WHAT IS ASKED -
Return all entries precisely as they stand, without the images.

********************

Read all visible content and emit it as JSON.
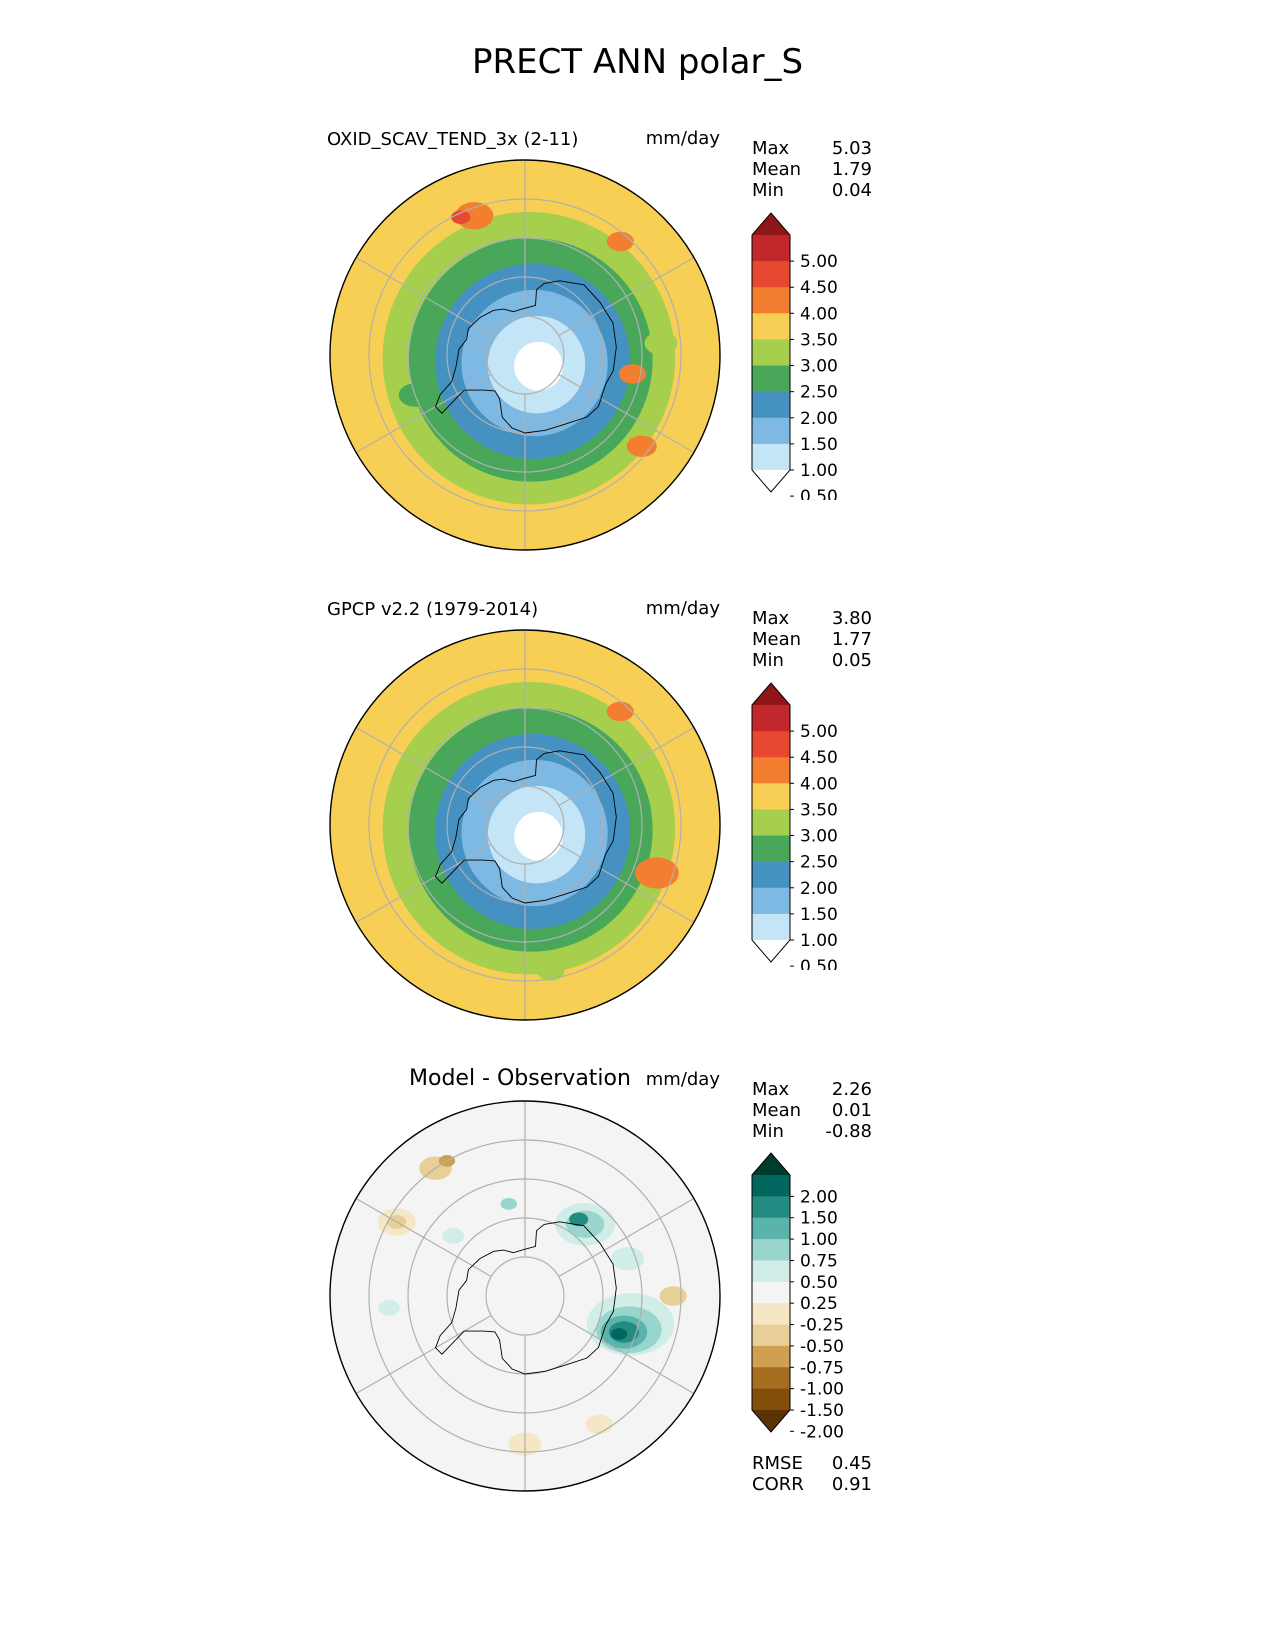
{
  "figure": {
    "title": "PRECT ANN polar_S"
  },
  "panels": [
    {
      "id": "model",
      "title": "OXID_SCAV_TEND_3x (2-11)",
      "units": "mm/day",
      "stats": [
        {
          "label": "Max",
          "value": "5.03"
        },
        {
          "label": "Mean",
          "value": "1.79"
        },
        {
          "label": "Min",
          "value": "0.04"
        }
      ],
      "colorbar": {
        "tick_labels": [
          "5.00",
          "4.50",
          "4.00",
          "3.50",
          "3.00",
          "2.50",
          "2.00",
          "1.50",
          "1.00",
          "0.50"
        ],
        "colors": [
          "#8e1518",
          "#c2272b",
          "#e64930",
          "#f47e30",
          "#f8cf55",
          "#a6cf4e",
          "#49a75a",
          "#4591c2",
          "#7db9e3",
          "#c3e5f6",
          "#ffffff"
        ]
      },
      "rings": [
        "#f8cf55",
        "#f8cf55",
        "#a6cf4e",
        "#49a75a",
        "#4591c2",
        "#7db9e3",
        "#c3e5f6",
        "#ffffff"
      ],
      "blobs": [
        {
          "color": "#f47e30",
          "lon": 200,
          "lat": -52,
          "size": 0.07
        },
        {
          "color": "#e64930",
          "lon": 205,
          "lat": -51,
          "size": 0.035
        },
        {
          "color": "#f47e30",
          "lon": 52,
          "lat": -52,
          "size": 0.055
        },
        {
          "color": "#f47e30",
          "lon": 140,
          "lat": -52,
          "size": 0.05
        },
        {
          "color": "#f47e30",
          "lon": 80,
          "lat": -62,
          "size": 0.05
        },
        {
          "color": "#a6cf4e",
          "lon": 95,
          "lat": -55,
          "size": 0.06
        },
        {
          "color": "#49a75a",
          "lon": 290,
          "lat": -60,
          "size": 0.06
        }
      ]
    },
    {
      "id": "obs",
      "title": "GPCP v2.2 (1979-2014)",
      "units": "mm/day",
      "stats": [
        {
          "label": "Max",
          "value": "3.80"
        },
        {
          "label": "Mean",
          "value": "1.77"
        },
        {
          "label": "Min",
          "value": "0.05"
        }
      ],
      "colorbar": {
        "tick_labels": [
          "5.00",
          "4.50",
          "4.00",
          "3.50",
          "3.00",
          "2.50",
          "2.00",
          "1.50",
          "1.00",
          "0.50"
        ],
        "colors": [
          "#8e1518",
          "#c2272b",
          "#e64930",
          "#f47e30",
          "#f8cf55",
          "#a6cf4e",
          "#49a75a",
          "#4591c2",
          "#7db9e3",
          "#c3e5f6",
          "#ffffff"
        ]
      },
      "rings": [
        "#f8cf55",
        "#f8cf55",
        "#a6cf4e",
        "#49a75a",
        "#4591c2",
        "#7db9e3",
        "#c3e5f6",
        "#ffffff"
      ],
      "blobs": [
        {
          "color": "#f47e30",
          "lon": 70,
          "lat": -54,
          "size": 0.08
        },
        {
          "color": "#f47e30",
          "lon": 140,
          "lat": -52,
          "size": 0.05
        },
        {
          "color": "#a6cf4e",
          "lon": 10,
          "lat": -52,
          "size": 0.05
        }
      ]
    },
    {
      "id": "diff",
      "title": "Model - Observation",
      "units": "mm/day",
      "stats": [
        {
          "label": "Max",
          "value": "2.26"
        },
        {
          "label": "Mean",
          "value": "0.01"
        },
        {
          "label": "Min",
          "value": "-0.88"
        }
      ],
      "colorbar": {
        "tick_labels": [
          "2.00",
          "1.50",
          "1.00",
          "0.75",
          "0.50",
          "0.25",
          "-0.25",
          "-0.50",
          "-0.75",
          "-1.00",
          "-1.50",
          "-2.00"
        ],
        "colors": [
          "#003b30",
          "#01665e",
          "#238b82",
          "#5ab4ac",
          "#98d5cc",
          "#d1ede8",
          "#f4f4f4",
          "#f5e7c6",
          "#e7cf97",
          "#cfa051",
          "#a86e1f",
          "#834d0a",
          "#5a3306"
        ]
      },
      "rings": [
        "#f4f4f4"
      ],
      "footer_stats": [
        {
          "label": "RMSE",
          "value": "0.45"
        },
        {
          "label": "CORR",
          "value": "0.91"
        }
      ],
      "blobs": [
        {
          "color": "#d1ede8",
          "lon": 75,
          "lat": -62,
          "size": 0.16
        },
        {
          "color": "#98d5cc",
          "lon": 72,
          "lat": -62,
          "size": 0.12
        },
        {
          "color": "#5ab4ac",
          "lon": 70,
          "lat": -63,
          "size": 0.085
        },
        {
          "color": "#238b82",
          "lon": 70,
          "lat": -63,
          "size": 0.055
        },
        {
          "color": "#01665e",
          "lon": 68,
          "lat": -64,
          "size": 0.03
        },
        {
          "color": "#d1ede8",
          "lon": 140,
          "lat": -66,
          "size": 0.11
        },
        {
          "color": "#98d5cc",
          "lon": 140,
          "lat": -66,
          "size": 0.07
        },
        {
          "color": "#238b82",
          "lon": 145,
          "lat": -66,
          "size": 0.035
        },
        {
          "color": "#d1ede8",
          "lon": 110,
          "lat": -62,
          "size": 0.06
        },
        {
          "color": "#e7cf97",
          "lon": 215,
          "lat": -50,
          "size": 0.06
        },
        {
          "color": "#cfa051",
          "lon": 210,
          "lat": -50,
          "size": 0.03
        },
        {
          "color": "#f5e7c6",
          "lon": 240,
          "lat": -52,
          "size": 0.07
        },
        {
          "color": "#e7cf97",
          "lon": 240,
          "lat": -52,
          "size": 0.035
        },
        {
          "color": "#f5e7c6",
          "lon": 0,
          "lat": -52,
          "size": 0.06
        },
        {
          "color": "#e7cf97",
          "lon": 90,
          "lat": -52,
          "size": 0.05
        },
        {
          "color": "#f5e7c6",
          "lon": 30,
          "lat": -52,
          "size": 0.05
        },
        {
          "color": "#d1ede8",
          "lon": 275,
          "lat": -55,
          "size": 0.04
        },
        {
          "color": "#98d5cc",
          "lon": 190,
          "lat": -66,
          "size": 0.03
        },
        {
          "color": "#d1ede8",
          "lon": 230,
          "lat": -66,
          "size": 0.04
        }
      ]
    }
  ]
}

********************

TASK RESULT -
Read all visible content and emit it as JSON.
{
  "figure": {
    "title": "PRECT ANN polar_S"
  },
  "panels": [
    {
      "id": "model",
      "title": "OXID_SCAV_TEND_3x (2-11)",
      "units": "mm/day",
      "stats": [
        {
          "label": "Max",
          "value": "5.03"
        },
        {
          "label": "Mean",
          "value": "1.79"
        },
        {
          "label": "Min",
          "value": "0.04"
        }
      ],
      "colorbar": {
        "tick_labels": [
          "5.00",
          "4.50",
          "4.00",
          "3.50",
          "3.00",
          "2.50",
          "2.00",
          "1.50",
          "1.00",
          "0.50"
        ],
        "colors": [
          "#8e1518",
          "#c2272b",
          "#e64930",
          "#f47e30",
          "#f8cf55",
          "#a6cf4e",
          "#49a75a",
          "#4591c2",
          "#7db9e3",
          "#c3e5f6",
          "#ffffff"
        ]
      },
      "rings": [
        "#f8cf55",
        "#f8cf55",
        "#a6cf4e",
        "#49a75a",
        "#4591c2",
        "#7db9e3",
        "#c3e5f6",
        "#ffffff"
      ],
      "blobs": [
        {
          "color": "#f47e30",
          "lon": 200,
          "lat": -52,
          "size": 0.07
        },
        {
          "color": "#e64930",
          "lon": 205,
          "lat": -51,
          "size": 0.035
        },
        {
          "color": "#f47e30",
          "lon": 52,
          "lat": -52,
          "size": 0.055
        },
        {
          "color": "#f47e30",
          "lon": 140,
          "lat": -52,
          "size": 0.05
        },
        {
          "color": "#f47e30",
          "lon": 80,
          "lat": -62,
          "size": 0.05
        },
        {
          "color": "#a6cf4e",
          "lon": 95,
          "lat": -55,
          "size": 0.06
        },
        {
          "color": "#49a75a",
          "lon": 290,
          "lat": -60,
          "size": 0.06
        }
      ]
    },
    {
      "id": "obs",
      "title": "GPCP v2.2 (1979-2014)",
      "units": "mm/day",
      "stats": [
        {
          "label": "Max",
          "value": "3.80"
        },
        {
          "label": "Mean",
          "value": "1.77"
        },
        {
          "label": "Min",
          "value": "0.05"
        }
      ],
      "colorbar": {
        "tick_labels": [
          "5.00",
          "4.50",
          "4.00",
          "3.50",
          "3.00",
          "2.50",
          "2.00",
          "1.50",
          "1.00",
          "0.50"
        ],
        "colors": [
          "#8e1518",
          "#c2272b",
          "#e64930",
          "#f47e30",
          "#f8cf55",
          "#a6cf4e",
          "#49a75a",
          "#4591c2",
          "#7db9e3",
          "#c3e5f6",
          "#ffffff"
        ]
      },
      "rings": [
        "#f8cf55",
        "#f8cf55",
        "#a6cf4e",
        "#49a75a",
        "#4591c2",
        "#7db9e3",
        "#c3e5f6",
        "#ffffff"
      ],
      "blobs": [
        {
          "color": "#f47e30",
          "lon": 70,
          "lat": -54,
          "size": 0.08
        },
        {
          "color": "#f47e30",
          "lon": 140,
          "lat": -52,
          "size": 0.05
        },
        {
          "color": "#a6cf4e",
          "lon": 10,
          "lat": -52,
          "size": 0.05
        }
      ]
    },
    {
      "id": "diff",
      "title": "Model - Observation",
      "units": "mm/day",
      "stats": [
        {
          "label": "Max",
          "value": "2.26"
        },
        {
          "label": "Mean",
          "value": "0.01"
        },
        {
          "label": "Min",
          "value": "-0.88"
        }
      ],
      "colorbar": {
        "tick_labels": [
          "2.00",
          "1.50",
          "1.00",
          "0.75",
          "0.50",
          "0.25",
          "-0.25",
          "-0.50",
          "-0.75",
          "-1.00",
          "-1.50",
          "-2.00"
        ],
        "colors": [
          "#003b30",
          "#01665e",
          "#238b82",
          "#5ab4ac",
          "#98d5cc",
          "#d1ede8",
          "#f4f4f4",
          "#f5e7c6",
          "#e7cf97",
          "#cfa051",
          "#a86e1f",
          "#834d0a",
          "#5a3306"
        ]
      },
      "rings": [
        "#f4f4f4"
      ],
      "footer_stats": [
        {
          "label": "RMSE",
          "value": "0.45"
        },
        {
          "label": "CORR",
          "value": "0.91"
        }
      ],
      "blobs": [
        {
          "color": "#d1ede8",
          "lon": 75,
          "lat": -62,
          "size": 0.16
        },
        {
          "color": "#98d5cc",
          "lon": 72,
          "lat": -62,
          "size": 0.12
        },
        {
          "color": "#5ab4ac",
          "lon": 70,
          "lat": -63,
          "size": 0.085
        },
        {
          "color": "#238b82",
          "lon": 70,
          "lat": -63,
          "size": 0.055
        },
        {
          "color": "#01665e",
          "lon": 68,
          "lat": -64,
          "size": 0.03
        },
        {
          "color": "#d1ede8",
          "lon": 140,
          "lat": -66,
          "size": 0.11
        },
        {
          "color": "#98d5cc",
          "lon": 140,
          "lat": -66,
          "size": 0.07
        },
        {
          "color": "#238b82",
          "lon": 145,
          "lat": -66,
          "size": 0.035
        },
        {
          "color": "#d1ede8",
          "lon": 110,
          "lat": -62,
          "size": 0.06
        },
        {
          "color": "#e7cf97",
          "lon": 215,
          "lat": -50,
          "size": 0.06
        },
        {
          "color": "#cfa051",
          "lon": 210,
          "lat": -50,
          "size": 0.03
        },
        {
          "color": "#f5e7c6",
          "lon": 240,
          "lat": -52,
          "size": 0.07
        },
        {
          "color": "#e7cf97",
          "lon": 240,
          "lat": -52,
          "size": 0.035
        },
        {
          "color": "#f5e7c6",
          "lon": 0,
          "lat": -52,
          "size": 0.06
        },
        {
          "color": "#e7cf97",
          "lon": 90,
          "lat": -52,
          "size": 0.05
        },
        {
          "color": "#f5e7c6",
          "lon": 30,
          "lat": -52,
          "size": 0.05
        },
        {
          "color": "#d1ede8",
          "lon": 275,
          "lat": -55,
          "size": 0.04
        },
        {
          "color": "#98d5cc",
          "lon": 190,
          "lat": -66,
          "size": 0.03
        },
        {
          "color": "#d1ede8",
          "lon": 230,
          "lat": -66,
          "size": 0.04
        }
      ]
    }
  ]
}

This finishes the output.